(Chart and figure data)
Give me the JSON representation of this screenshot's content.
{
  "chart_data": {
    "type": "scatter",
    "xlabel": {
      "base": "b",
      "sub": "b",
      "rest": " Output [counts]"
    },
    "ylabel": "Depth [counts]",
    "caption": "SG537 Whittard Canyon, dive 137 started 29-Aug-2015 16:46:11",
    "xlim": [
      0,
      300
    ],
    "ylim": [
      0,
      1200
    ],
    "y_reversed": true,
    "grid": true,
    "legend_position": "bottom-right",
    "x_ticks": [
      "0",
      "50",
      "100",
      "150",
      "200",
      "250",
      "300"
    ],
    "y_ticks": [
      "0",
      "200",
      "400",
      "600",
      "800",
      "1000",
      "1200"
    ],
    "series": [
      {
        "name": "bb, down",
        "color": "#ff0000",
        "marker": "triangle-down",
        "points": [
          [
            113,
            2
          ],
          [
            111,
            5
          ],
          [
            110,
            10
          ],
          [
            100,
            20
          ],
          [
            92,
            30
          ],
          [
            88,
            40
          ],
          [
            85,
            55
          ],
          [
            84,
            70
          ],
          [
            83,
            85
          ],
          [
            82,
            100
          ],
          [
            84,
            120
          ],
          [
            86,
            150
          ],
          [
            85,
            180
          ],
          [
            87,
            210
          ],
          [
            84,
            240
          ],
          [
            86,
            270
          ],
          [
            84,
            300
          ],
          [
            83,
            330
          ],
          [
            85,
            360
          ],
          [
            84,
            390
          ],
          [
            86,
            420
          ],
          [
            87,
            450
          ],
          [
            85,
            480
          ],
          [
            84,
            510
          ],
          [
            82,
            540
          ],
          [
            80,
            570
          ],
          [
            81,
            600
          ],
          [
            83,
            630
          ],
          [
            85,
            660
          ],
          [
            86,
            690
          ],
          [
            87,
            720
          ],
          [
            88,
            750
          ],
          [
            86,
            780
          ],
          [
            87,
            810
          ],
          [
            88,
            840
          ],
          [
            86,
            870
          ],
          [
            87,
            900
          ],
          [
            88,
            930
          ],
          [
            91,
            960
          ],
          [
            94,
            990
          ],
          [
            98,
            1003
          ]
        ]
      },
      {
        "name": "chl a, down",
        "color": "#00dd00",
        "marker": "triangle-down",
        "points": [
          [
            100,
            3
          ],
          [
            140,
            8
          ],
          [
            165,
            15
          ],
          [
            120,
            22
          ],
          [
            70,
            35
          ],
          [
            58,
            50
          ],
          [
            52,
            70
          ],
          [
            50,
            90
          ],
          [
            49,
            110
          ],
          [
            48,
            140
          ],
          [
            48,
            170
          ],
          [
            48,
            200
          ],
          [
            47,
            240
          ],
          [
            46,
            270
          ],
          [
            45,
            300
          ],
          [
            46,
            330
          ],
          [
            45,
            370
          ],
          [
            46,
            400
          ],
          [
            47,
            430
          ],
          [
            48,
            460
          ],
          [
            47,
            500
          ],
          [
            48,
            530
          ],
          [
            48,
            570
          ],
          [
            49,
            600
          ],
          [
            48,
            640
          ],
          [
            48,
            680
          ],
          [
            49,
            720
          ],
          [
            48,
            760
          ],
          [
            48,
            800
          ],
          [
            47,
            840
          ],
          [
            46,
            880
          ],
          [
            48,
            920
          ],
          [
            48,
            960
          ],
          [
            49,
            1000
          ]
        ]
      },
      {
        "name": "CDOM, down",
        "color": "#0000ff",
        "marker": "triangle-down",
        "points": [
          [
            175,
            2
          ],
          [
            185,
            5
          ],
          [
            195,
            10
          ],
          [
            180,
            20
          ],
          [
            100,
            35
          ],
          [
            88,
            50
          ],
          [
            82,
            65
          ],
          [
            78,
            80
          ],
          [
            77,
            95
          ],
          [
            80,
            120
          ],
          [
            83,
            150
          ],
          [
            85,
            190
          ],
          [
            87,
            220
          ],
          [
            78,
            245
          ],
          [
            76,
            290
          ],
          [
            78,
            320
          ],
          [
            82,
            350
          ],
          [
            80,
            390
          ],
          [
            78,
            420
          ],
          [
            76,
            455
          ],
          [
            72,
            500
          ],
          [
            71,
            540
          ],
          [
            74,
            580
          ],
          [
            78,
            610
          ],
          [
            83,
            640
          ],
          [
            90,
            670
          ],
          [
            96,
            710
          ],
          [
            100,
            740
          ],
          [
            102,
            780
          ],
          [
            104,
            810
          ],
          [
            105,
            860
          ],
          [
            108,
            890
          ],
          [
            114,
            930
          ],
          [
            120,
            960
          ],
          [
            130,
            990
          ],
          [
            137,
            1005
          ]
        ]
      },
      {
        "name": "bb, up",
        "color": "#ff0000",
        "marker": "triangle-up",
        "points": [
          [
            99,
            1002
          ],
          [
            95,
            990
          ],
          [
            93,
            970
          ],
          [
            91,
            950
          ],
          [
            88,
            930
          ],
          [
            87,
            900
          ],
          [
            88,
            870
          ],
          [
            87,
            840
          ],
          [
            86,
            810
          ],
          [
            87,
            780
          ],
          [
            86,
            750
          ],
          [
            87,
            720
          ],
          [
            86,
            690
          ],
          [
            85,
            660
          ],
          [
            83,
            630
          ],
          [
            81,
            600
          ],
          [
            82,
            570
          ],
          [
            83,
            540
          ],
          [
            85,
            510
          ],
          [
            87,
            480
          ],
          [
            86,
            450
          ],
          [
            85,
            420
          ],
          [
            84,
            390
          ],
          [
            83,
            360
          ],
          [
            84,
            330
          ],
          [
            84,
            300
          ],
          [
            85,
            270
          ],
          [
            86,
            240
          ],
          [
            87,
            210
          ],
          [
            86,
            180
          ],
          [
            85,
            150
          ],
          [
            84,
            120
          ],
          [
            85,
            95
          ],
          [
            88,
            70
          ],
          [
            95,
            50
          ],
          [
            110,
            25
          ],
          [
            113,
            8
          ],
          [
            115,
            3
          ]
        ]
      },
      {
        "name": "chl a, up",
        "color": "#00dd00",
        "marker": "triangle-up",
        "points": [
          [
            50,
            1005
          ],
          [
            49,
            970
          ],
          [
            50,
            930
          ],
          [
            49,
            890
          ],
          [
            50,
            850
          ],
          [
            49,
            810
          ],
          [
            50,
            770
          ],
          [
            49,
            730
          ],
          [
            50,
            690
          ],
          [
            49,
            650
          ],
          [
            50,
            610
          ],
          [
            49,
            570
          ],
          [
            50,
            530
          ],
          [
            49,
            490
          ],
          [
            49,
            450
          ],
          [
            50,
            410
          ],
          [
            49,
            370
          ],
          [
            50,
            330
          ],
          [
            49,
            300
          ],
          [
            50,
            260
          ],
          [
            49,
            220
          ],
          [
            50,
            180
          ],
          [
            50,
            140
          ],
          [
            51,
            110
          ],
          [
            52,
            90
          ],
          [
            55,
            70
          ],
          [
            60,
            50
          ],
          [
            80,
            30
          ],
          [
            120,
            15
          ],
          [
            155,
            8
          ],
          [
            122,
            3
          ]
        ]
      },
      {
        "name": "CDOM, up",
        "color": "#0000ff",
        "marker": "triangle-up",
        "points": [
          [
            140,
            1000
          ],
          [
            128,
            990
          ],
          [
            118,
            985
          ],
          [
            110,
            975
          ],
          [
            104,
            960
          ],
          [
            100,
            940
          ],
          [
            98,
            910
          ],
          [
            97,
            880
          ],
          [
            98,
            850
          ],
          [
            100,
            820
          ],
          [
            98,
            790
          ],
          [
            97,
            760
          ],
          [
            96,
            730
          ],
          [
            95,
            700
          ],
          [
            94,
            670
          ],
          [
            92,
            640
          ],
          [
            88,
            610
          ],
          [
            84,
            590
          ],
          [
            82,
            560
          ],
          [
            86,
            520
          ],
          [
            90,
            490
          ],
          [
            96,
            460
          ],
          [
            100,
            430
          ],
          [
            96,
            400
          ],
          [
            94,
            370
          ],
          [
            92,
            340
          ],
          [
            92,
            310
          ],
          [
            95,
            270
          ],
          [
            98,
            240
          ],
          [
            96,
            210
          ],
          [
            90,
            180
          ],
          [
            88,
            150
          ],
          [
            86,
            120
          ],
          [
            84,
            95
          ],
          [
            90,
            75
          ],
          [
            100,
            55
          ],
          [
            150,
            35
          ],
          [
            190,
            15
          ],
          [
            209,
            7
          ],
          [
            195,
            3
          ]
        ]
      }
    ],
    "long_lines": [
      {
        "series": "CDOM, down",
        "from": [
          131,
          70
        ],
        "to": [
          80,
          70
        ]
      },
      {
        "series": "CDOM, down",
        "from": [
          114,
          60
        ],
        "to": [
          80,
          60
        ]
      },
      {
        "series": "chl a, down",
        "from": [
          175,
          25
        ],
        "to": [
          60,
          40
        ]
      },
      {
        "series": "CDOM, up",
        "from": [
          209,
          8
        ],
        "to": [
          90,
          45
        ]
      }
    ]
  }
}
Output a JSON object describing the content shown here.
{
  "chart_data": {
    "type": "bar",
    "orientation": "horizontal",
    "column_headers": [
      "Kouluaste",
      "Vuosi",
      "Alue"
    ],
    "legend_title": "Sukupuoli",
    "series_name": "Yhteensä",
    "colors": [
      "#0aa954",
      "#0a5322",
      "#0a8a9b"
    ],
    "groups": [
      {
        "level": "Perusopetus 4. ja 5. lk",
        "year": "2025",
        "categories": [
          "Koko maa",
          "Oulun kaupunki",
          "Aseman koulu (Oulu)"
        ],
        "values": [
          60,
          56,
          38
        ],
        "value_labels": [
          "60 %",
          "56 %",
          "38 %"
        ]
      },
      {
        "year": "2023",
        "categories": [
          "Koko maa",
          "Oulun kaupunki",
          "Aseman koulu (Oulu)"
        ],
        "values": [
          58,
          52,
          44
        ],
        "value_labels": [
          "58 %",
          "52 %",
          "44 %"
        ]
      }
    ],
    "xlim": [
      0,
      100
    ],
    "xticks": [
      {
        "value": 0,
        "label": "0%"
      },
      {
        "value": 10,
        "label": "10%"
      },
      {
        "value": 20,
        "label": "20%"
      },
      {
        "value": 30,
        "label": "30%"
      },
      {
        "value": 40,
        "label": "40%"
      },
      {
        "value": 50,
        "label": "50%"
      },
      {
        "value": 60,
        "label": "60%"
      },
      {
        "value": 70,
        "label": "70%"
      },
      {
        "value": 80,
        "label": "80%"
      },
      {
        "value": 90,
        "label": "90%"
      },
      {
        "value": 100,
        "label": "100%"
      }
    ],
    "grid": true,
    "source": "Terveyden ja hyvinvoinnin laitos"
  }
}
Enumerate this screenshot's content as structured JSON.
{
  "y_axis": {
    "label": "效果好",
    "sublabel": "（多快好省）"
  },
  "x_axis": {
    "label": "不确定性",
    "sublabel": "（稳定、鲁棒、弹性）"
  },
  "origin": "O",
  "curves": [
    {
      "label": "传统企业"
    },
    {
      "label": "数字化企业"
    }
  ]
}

PROBLEM: Scan the lines for the string "content". Pick out every line that has it.

EXERCISE ANSWER:
Give me the JSON representation of this screenshot's content.
Output a JSON object describing the content shown here.
Enumerate this screenshot's content as structured JSON.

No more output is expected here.